Exercise instructions:
Spot every line with the word "time" and return it.

Rows:

# # # #

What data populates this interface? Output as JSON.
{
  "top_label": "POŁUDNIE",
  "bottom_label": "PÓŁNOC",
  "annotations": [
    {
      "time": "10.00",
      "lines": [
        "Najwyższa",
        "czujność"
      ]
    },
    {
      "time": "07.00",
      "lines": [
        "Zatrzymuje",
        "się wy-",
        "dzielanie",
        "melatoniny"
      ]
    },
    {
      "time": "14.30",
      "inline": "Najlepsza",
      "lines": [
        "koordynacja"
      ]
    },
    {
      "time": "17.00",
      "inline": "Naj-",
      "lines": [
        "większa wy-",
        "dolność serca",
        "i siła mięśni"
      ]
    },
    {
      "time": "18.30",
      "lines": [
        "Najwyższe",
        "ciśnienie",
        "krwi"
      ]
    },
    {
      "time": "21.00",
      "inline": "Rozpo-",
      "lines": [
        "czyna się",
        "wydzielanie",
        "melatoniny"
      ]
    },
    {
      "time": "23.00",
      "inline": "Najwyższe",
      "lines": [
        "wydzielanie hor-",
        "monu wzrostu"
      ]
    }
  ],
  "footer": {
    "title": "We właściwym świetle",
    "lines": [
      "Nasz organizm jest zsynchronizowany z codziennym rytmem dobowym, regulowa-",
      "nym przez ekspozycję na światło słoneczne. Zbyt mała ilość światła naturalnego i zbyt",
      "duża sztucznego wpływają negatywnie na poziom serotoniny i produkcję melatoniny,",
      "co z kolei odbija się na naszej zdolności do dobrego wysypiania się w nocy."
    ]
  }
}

# # # #

Written solution:
      "time": "10.00",
      "time": "07.00",
      "time": "14.30",
      "time": "17.00",
      "time": "18.30",
      "time": "21.00",
      "time": "23.00",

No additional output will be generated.